[start THE INPUT]

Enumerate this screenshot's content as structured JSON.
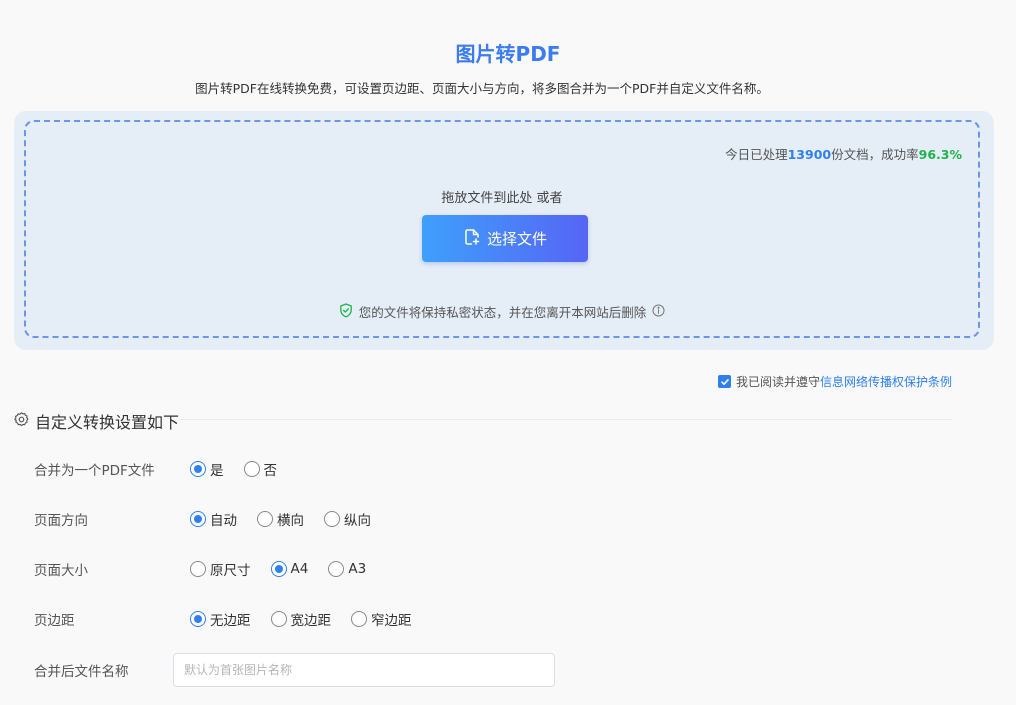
{
  "header": {
    "title": "图片转PDF",
    "subtitle": "图片转PDF在线转换免费，可设置页边距、页面大小与方向，将多图合并为一个PDF并自定义文件名称。"
  },
  "upload": {
    "stats_prefix": "今日已处理",
    "stats_count": "13900",
    "stats_mid": "份文档，成功率",
    "stats_rate": "96.3%",
    "drop_hint": "拖放文件到此处 或者",
    "choose_label": "选择文件",
    "privacy_text": "您的文件将保持私密状态，并在您离开本网站后删除"
  },
  "agreement": {
    "checked": true,
    "prefix": "我已阅读并遵守",
    "link": "信息网络传播权保护条例"
  },
  "settings": {
    "title": "自定义转换设置如下",
    "merge": {
      "label": "合并为一个PDF文件",
      "options": [
        "是",
        "否"
      ],
      "selected": "是"
    },
    "orientation": {
      "label": "页面方向",
      "options": [
        "自动",
        "横向",
        "纵向"
      ],
      "selected": "自动"
    },
    "size": {
      "label": "页面大小",
      "options": [
        "原尺寸",
        "A4",
        "A3"
      ],
      "selected": "A4"
    },
    "margin": {
      "label": "页边距",
      "options": [
        "无边距",
        "宽边距",
        "窄边距"
      ],
      "selected": "无边距"
    },
    "filename": {
      "label": "合并后文件名称",
      "value": "",
      "placeholder": "默认为首张图片名称"
    }
  },
  "icons": {
    "upload_file": "file-plus-icon",
    "privacy": "shield-check-icon",
    "info": "info-icon",
    "settings": "gear-icon"
  },
  "colors": {
    "accent": "#2f80ed",
    "title": "#3b7cf0",
    "success": "#1fb34a",
    "button_gradient_start": "#3ea0fb",
    "button_gradient_end": "#5665f5"
  }
}
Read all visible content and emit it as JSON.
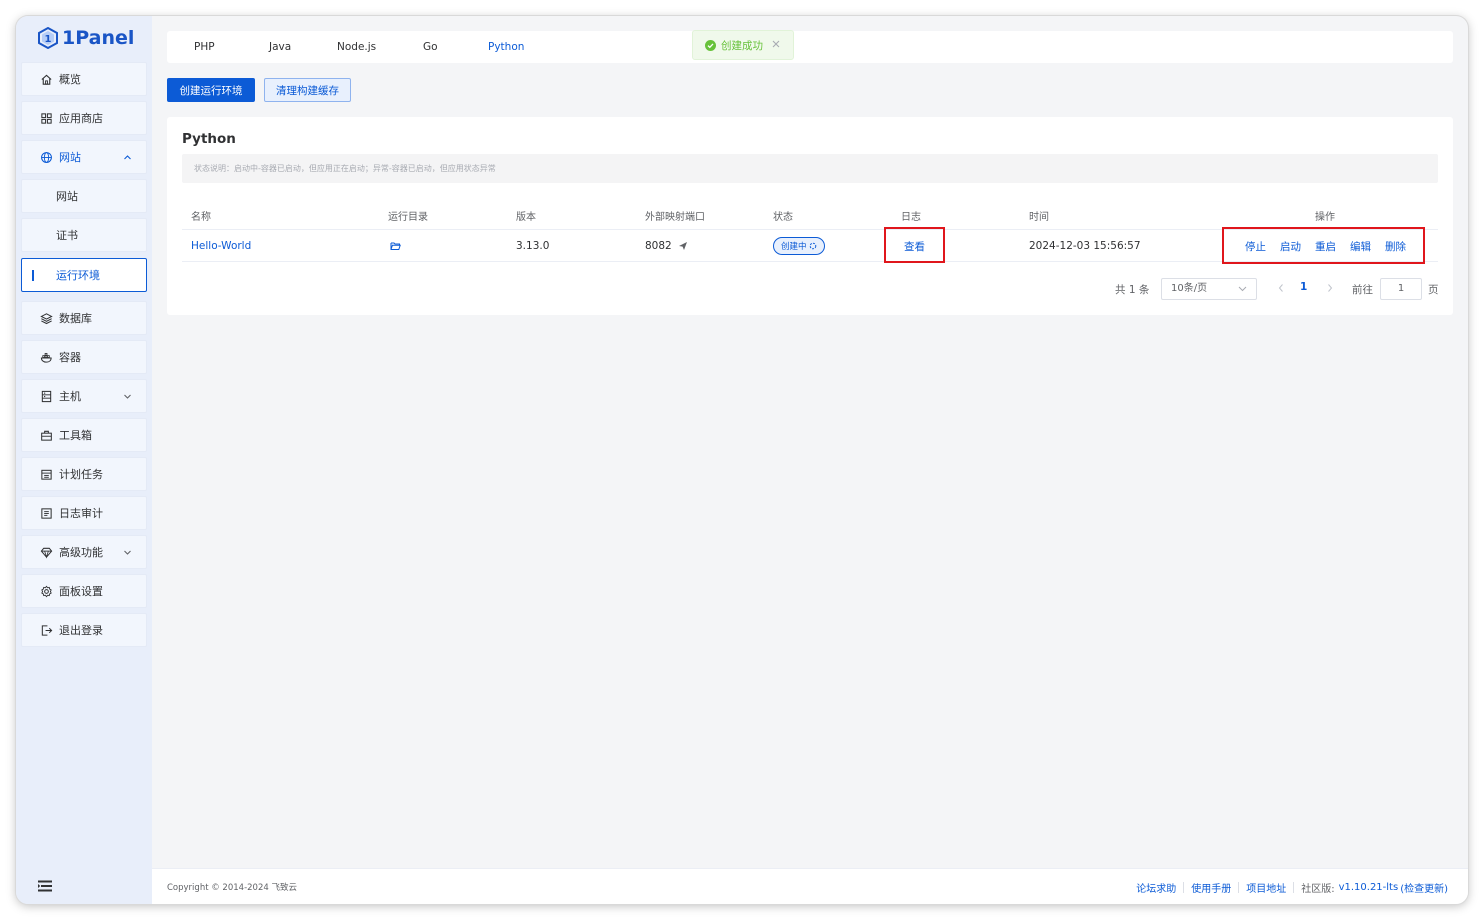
{
  "brand": {
    "name": "1Panel"
  },
  "sidebar": {
    "items": [
      {
        "label": "概览",
        "icon": "home-icon"
      },
      {
        "label": "应用商店",
        "icon": "grid-icon"
      },
      {
        "label": "网站",
        "icon": "globe-icon"
      },
      {
        "label": "网站"
      },
      {
        "label": "证书"
      },
      {
        "label": "运行环境"
      },
      {
        "label": "数据库",
        "icon": "layers-icon"
      },
      {
        "label": "容器",
        "icon": "docker-icon"
      },
      {
        "label": "主机",
        "icon": "server-icon"
      },
      {
        "label": "工具箱",
        "icon": "toolbox-icon"
      },
      {
        "label": "计划任务",
        "icon": "calendar-icon"
      },
      {
        "label": "日志审计",
        "icon": "log-icon"
      },
      {
        "label": "高级功能",
        "icon": "diamond-icon"
      },
      {
        "label": "面板设置",
        "icon": "gear-icon"
      },
      {
        "label": "退出登录",
        "icon": "logout-icon"
      }
    ]
  },
  "tabs": [
    "PHP",
    "Java",
    "Node.js",
    "Go",
    "Python"
  ],
  "active_tab": "Python",
  "toast": {
    "text": "创建成功"
  },
  "toolbar": {
    "create_label": "创建运行环境",
    "clear_label": "清理构建缓存"
  },
  "card": {
    "title": "Python",
    "notice": "状态说明：启动中-容器已启动，但应用正在启动；异常-容器已启动，但应用状态异常"
  },
  "table": {
    "headers": [
      "名称",
      "运行目录",
      "版本",
      "外部映射端口",
      "状态",
      "日志",
      "时间",
      "操作"
    ],
    "rows": [
      {
        "name": "Hello-World",
        "version": "3.13.0",
        "port": "8082",
        "status": "创建中",
        "log_action": "查看",
        "time": "2024-12-03 15:56:57",
        "actions": [
          "停止",
          "启动",
          "重启",
          "编辑",
          "删除"
        ]
      }
    ]
  },
  "pagination": {
    "total_text": "共 1 条",
    "page_size": "10条/页",
    "current_page": "1",
    "goto_label": "前往",
    "goto_value": "1",
    "page_suffix": "页"
  },
  "footer": {
    "copyright": "Copyright © 2014-2024 飞致云",
    "links": [
      "论坛求助",
      "使用手册",
      "项目地址"
    ],
    "edition_label": "社区版:",
    "version": "v1.10.21-lts",
    "check_update": "(检查更新)"
  },
  "colors": {
    "primary": "#0c5bd6",
    "success": "#67c23a",
    "highlight": "#e0161c",
    "sidebar_bg": "#e8eefa"
  }
}
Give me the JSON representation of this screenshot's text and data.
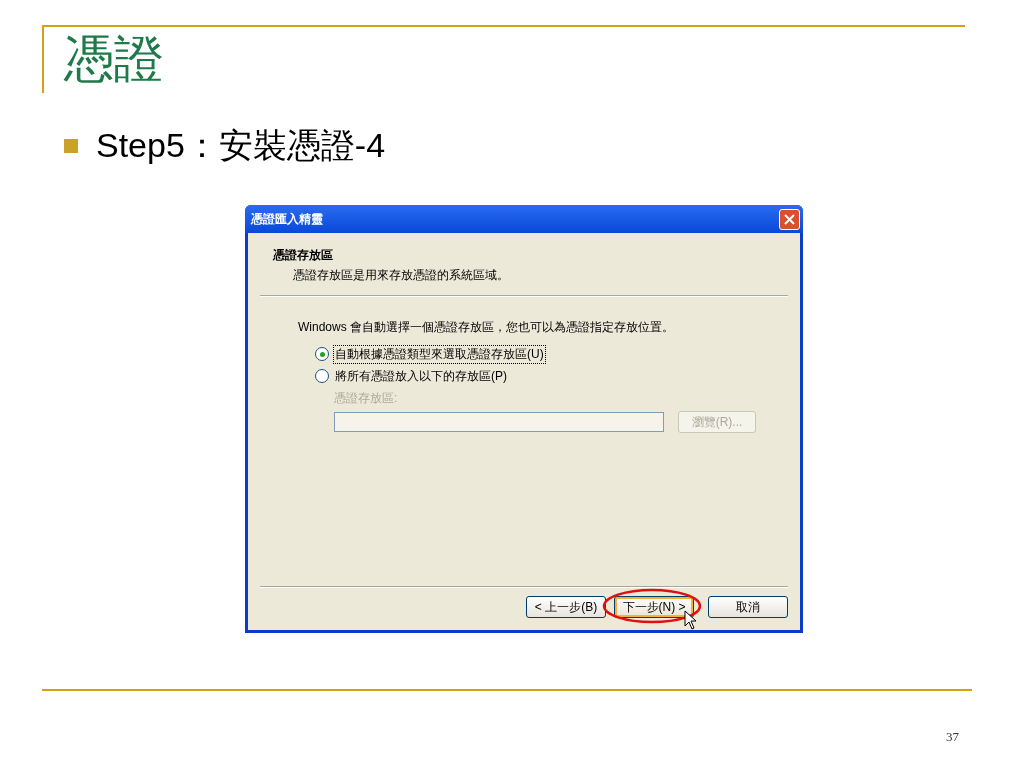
{
  "slide": {
    "title": "憑證",
    "bullet": "Step5：安裝憑證-4",
    "page_number": "37"
  },
  "dialog": {
    "title": "憑證匯入精靈",
    "header_title": "憑證存放區",
    "header_subtitle": "憑證存放區是用來存放憑證的系統區域。",
    "intro": "Windows 會自動選擇一個憑證存放區，您也可以為憑證指定存放位置。",
    "options": [
      {
        "label": "自動根據憑證類型來選取憑證存放區(U)",
        "selected": true
      },
      {
        "label": "將所有憑證放入以下的存放區(P)",
        "selected": false
      }
    ],
    "store": {
      "label": "憑證存放區:",
      "browse": "瀏覽(R)...",
      "disabled": true
    },
    "buttons": [
      {
        "label": "< 上一步(B)",
        "focused": false,
        "circled": false
      },
      {
        "label": "下一步(N) >",
        "focused": true,
        "circled": true
      },
      {
        "label": "取消",
        "focused": false,
        "circled": false
      }
    ]
  }
}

[end THE INPUT]

## EXERCISE GOAL
All records must be output exactly as they are, except for the pictures, which are left out.

## SOLVED EXERCISE
Enumerate this screenshot's content as structured JSON.
{
  "header": {
    "title": "图片转PDF",
    "subtitle": "图片转PDF在线转换免费，可设置页边距、页面大小与方向，将多图合并为一个PDF并自定义文件名称。"
  },
  "upload": {
    "stats_prefix": "今日已处理",
    "stats_count": "13900",
    "stats_mid": "份文档，成功率",
    "stats_rate": "96.3%",
    "drop_hint": "拖放文件到此处 或者",
    "choose_label": "选择文件",
    "privacy_text": "您的文件将保持私密状态，并在您离开本网站后删除"
  },
  "agreement": {
    "checked": true,
    "prefix": "我已阅读并遵守",
    "link": "信息网络传播权保护条例"
  },
  "settings": {
    "title": "自定义转换设置如下",
    "merge": {
      "label": "合并为一个PDF文件",
      "options": [
        "是",
        "否"
      ],
      "selected": "是"
    },
    "orientation": {
      "label": "页面方向",
      "options": [
        "自动",
        "横向",
        "纵向"
      ],
      "selected": "自动"
    },
    "size": {
      "label": "页面大小",
      "options": [
        "原尺寸",
        "A4",
        "A3"
      ],
      "selected": "A4"
    },
    "margin": {
      "label": "页边距",
      "options": [
        "无边距",
        "宽边距",
        "窄边距"
      ],
      "selected": "无边距"
    },
    "filename": {
      "label": "合并后文件名称",
      "value": "",
      "placeholder": "默认为首张图片名称"
    }
  },
  "icons": {
    "upload_file": "file-plus-icon",
    "privacy": "shield-check-icon",
    "info": "info-icon",
    "settings": "gear-icon"
  },
  "colors": {
    "accent": "#2f80ed",
    "title": "#3b7cf0",
    "success": "#1fb34a",
    "button_gradient_start": "#3ea0fb",
    "button_gradient_end": "#5665f5"
  }
}
Read all visible content and emit it as JSON.
{
  "brand": {
    "name": "1Panel"
  },
  "sidebar": {
    "items": [
      {
        "label": "概览",
        "icon": "home-icon"
      },
      {
        "label": "应用商店",
        "icon": "grid-icon"
      },
      {
        "label": "网站",
        "icon": "globe-icon"
      },
      {
        "label": "网站"
      },
      {
        "label": "证书"
      },
      {
        "label": "运行环境"
      },
      {
        "label": "数据库",
        "icon": "layers-icon"
      },
      {
        "label": "容器",
        "icon": "docker-icon"
      },
      {
        "label": "主机",
        "icon": "server-icon"
      },
      {
        "label": "工具箱",
        "icon": "toolbox-icon"
      },
      {
        "label": "计划任务",
        "icon": "calendar-icon"
      },
      {
        "label": "日志审计",
        "icon": "log-icon"
      },
      {
        "label": "高级功能",
        "icon": "diamond-icon"
      },
      {
        "label": "面板设置",
        "icon": "gear-icon"
      },
      {
        "label": "退出登录",
        "icon": "logout-icon"
      }
    ]
  },
  "tabs": [
    "PHP",
    "Java",
    "Node.js",
    "Go",
    "Python"
  ],
  "active_tab": "Python",
  "toast": {
    "text": "创建成功"
  },
  "toolbar": {
    "create_label": "创建运行环境",
    "clear_label": "清理构建缓存"
  },
  "card": {
    "title": "Python",
    "notice": "状态说明：启动中-容器已启动，但应用正在启动；异常-容器已启动，但应用状态异常"
  },
  "table": {
    "headers": [
      "名称",
      "运行目录",
      "版本",
      "外部映射端口",
      "状态",
      "日志",
      "时间",
      "操作"
    ],
    "rows": [
      {
        "name": "Hello-World",
        "version": "3.13.0",
        "port": "8082",
        "status": "创建中",
        "log_action": "查看",
        "time": "2024-12-03 15:56:57",
        "actions": [
          "停止",
          "启动",
          "重启",
          "编辑",
          "删除"
        ]
      }
    ]
  },
  "pagination": {
    "total_text": "共 1 条",
    "page_size": "10条/页",
    "current_page": "1",
    "goto_label": "前往",
    "goto_value": "1",
    "page_suffix": "页"
  },
  "footer": {
    "copyright": "Copyright © 2014-2024 飞致云",
    "links": [
      "论坛求助",
      "使用手册",
      "项目地址"
    ],
    "edition_label": "社区版:",
    "version": "v1.10.21-lts",
    "check_update": "(检查更新)"
  },
  "colors": {
    "primary": "#0c5bd6",
    "success": "#67c23a",
    "highlight": "#e0161c",
    "sidebar_bg": "#e8eefa"
  }
}
Give me the JSON representation of this screenshot's text and data.
{
  "slide": {
    "title": "憑證",
    "bullet": "Step5：安裝憑證-4",
    "page_number": "37"
  },
  "dialog": {
    "title": "憑證匯入精靈",
    "header_title": "憑證存放區",
    "header_subtitle": "憑證存放區是用來存放憑證的系統區域。",
    "intro": "Windows 會自動選擇一個憑證存放區，您也可以為憑證指定存放位置。",
    "options": [
      {
        "label": "自動根據憑證類型來選取憑證存放區(U)",
        "selected": true
      },
      {
        "label": "將所有憑證放入以下的存放區(P)",
        "selected": false
      }
    ],
    "store": {
      "label": "憑證存放區:",
      "browse": "瀏覽(R)...",
      "disabled": true
    },
    "buttons": [
      {
        "label": "< 上一步(B)",
        "focused": false,
        "circled": false
      },
      {
        "label": "下一步(N) >",
        "focused": true,
        "circled": true
      },
      {
        "label": "取消",
        "focused": false,
        "circled": false
      }
    ]
  }
}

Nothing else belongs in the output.